* [INPUT RECORDS]:
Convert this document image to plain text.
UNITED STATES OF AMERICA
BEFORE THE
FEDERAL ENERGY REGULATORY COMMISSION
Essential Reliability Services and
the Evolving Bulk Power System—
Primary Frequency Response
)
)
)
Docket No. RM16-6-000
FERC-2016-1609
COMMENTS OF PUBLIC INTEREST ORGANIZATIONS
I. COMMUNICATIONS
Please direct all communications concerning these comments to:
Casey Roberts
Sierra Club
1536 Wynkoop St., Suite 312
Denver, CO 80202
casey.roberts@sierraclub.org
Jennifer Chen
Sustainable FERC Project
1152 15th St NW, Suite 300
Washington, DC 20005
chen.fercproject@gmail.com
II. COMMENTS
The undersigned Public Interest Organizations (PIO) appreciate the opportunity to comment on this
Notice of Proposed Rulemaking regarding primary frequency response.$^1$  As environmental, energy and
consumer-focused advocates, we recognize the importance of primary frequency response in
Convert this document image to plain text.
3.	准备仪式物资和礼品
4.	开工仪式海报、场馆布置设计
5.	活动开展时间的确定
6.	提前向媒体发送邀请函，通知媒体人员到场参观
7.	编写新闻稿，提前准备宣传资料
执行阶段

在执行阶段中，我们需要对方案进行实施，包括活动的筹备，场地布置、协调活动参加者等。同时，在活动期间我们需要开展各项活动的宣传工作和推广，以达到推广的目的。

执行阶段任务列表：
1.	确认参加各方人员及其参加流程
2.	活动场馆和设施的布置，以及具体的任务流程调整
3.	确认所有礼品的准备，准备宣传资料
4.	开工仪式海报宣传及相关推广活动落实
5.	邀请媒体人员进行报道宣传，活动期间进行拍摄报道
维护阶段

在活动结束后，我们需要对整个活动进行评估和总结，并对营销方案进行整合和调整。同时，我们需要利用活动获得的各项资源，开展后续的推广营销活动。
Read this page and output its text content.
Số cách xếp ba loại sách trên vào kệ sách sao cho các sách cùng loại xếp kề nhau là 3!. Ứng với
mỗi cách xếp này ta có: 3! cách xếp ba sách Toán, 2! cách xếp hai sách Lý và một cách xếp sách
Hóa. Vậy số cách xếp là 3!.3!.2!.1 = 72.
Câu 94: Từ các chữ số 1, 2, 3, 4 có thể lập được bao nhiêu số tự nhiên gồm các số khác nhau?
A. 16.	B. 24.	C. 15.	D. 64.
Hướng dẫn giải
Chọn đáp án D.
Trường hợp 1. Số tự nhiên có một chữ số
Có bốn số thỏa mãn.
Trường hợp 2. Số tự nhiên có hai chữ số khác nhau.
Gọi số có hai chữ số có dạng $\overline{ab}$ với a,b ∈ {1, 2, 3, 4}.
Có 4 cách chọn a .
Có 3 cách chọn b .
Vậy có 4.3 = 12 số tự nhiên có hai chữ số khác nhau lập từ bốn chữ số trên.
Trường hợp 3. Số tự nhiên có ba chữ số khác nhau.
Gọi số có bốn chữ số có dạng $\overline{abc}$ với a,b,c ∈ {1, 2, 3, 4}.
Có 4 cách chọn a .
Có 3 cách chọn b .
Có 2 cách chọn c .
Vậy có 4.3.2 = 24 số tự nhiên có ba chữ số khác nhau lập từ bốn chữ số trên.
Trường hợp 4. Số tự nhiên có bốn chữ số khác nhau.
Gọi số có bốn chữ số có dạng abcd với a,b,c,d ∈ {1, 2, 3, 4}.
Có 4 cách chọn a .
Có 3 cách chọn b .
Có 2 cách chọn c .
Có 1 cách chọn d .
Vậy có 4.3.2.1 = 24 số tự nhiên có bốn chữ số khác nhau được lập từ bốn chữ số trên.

* [GOAL]: Extract the complete data, matching each line exactly.

* [THE RESPONSE]:
Convert this document image to plain text.
UNITED STATES OF AMERICA
BEFORE THE
FEDERAL ENERGY REGULATORY COMMISSION
Essential Reliability Services and
the Evolving Bulk Power System—
Primary Frequency Response
)
)
)
Docket No. RM16-6-000
FERC-2016-1609
COMMENTS OF PUBLIC INTEREST ORGANIZATIONS
I. COMMUNICATIONS
Please direct all communications concerning these comments to:
Casey Roberts
Sierra Club
1536 Wynkoop St., Suite 312
Denver, CO 80202
casey.roberts@sierraclub.org
Jennifer Chen
Sustainable FERC Project
1152 15th St NW, Suite 300
Washington, DC 20005
chen.fercproject@gmail.com
II. COMMENTS
The undersigned Public Interest Organizations (PIO) appreciate the opportunity to comment on this
Notice of Proposed Rulemaking regarding primary frequency response.$^1$  As environmental, energy and
consumer-focused advocates, we recognize the importance of primary frequency response in
Convert this document image to plain text.
3.	准备仪式物资和礼品
4.	开工仪式海报、场馆布置设计
5.	活动开展时间的确定
6.	提前向媒体发送邀请函，通知媒体人员到场参观
7.	编写新闻稿，提前准备宣传资料
执行阶段

在执行阶段中，我们需要对方案进行实施，包括活动的筹备，场地布置、协调活动参加者等。同时，在活动期间我们需要开展各项活动的宣传工作和推广，以达到推广的目的。

执行阶段任务列表：
1.	确认参加各方人员及其参加流程
2.	活动场馆和设施的布置，以及具体的任务流程调整
3.	确认所有礼品的准备，准备宣传资料
4.	开工仪式海报宣传及相关推广活动落实
5.	邀请媒体人员进行报道宣传，活动期间进行拍摄报道
维护阶段

在活动结束后，我们需要对整个活动进行评估和总结，并对营销方案进行整合和调整。同时，我们需要利用活动获得的各项资源，开展后续的推广营销活动。
Read this page and output its text content.
Số cách xếp ba loại sách trên vào kệ sách sao cho các sách cùng loại xếp kề nhau là 3!. Ứng với
mỗi cách xếp này ta có: 3! cách xếp ba sách Toán, 2! cách xếp hai sách Lý và một cách xếp sách
Hóa. Vậy số cách xếp là 3!.3!.2!.1 = 72.
Câu 94: Từ các chữ số 1, 2, 3, 4 có thể lập được bao nhiêu số tự nhiên gồm các số khác nhau?
A. 16.	B. 24.	C. 15.	D. 64.
Hướng dẫn giải
Chọn đáp án D.
Trường hợp 1. Số tự nhiên có một chữ số
Có bốn số thỏa mãn.
Trường hợp 2. Số tự nhiên có hai chữ số khác nhau.
Gọi số có hai chữ số có dạng $\overline{ab}$ với a,b ∈ {1, 2, 3, 4}.
Có 4 cách chọn a .
Có 3 cách chọn b .
Vậy có 4.3 = 12 số tự nhiên có hai chữ số khác nhau lập từ bốn chữ số trên.
Trường hợp 3. Số tự nhiên có ba chữ số khác nhau.
Gọi số có bốn chữ số có dạng $\overline{abc}$ với a,b,c ∈ {1, 2, 3, 4}.
Có 4 cách chọn a .
Có 3 cách chọn b .
Có 2 cách chọn c .
Vậy có 4.3.2 = 24 số tự nhiên có ba chữ số khác nhau lập từ bốn chữ số trên.
Trường hợp 4. Số tự nhiên có bốn chữ số khác nhau.
Gọi số có bốn chữ số có dạng abcd với a,b,c,d ∈ {1, 2, 3, 4}.
Có 4 cách chọn a .
Có 3 cách chọn b .
Có 2 cách chọn c .
Có 1 cách chọn d .
Vậy có 4.3.2.1 = 24 số tự nhiên có bốn chữ số khác nhau được lập từ bốn chữ số trên.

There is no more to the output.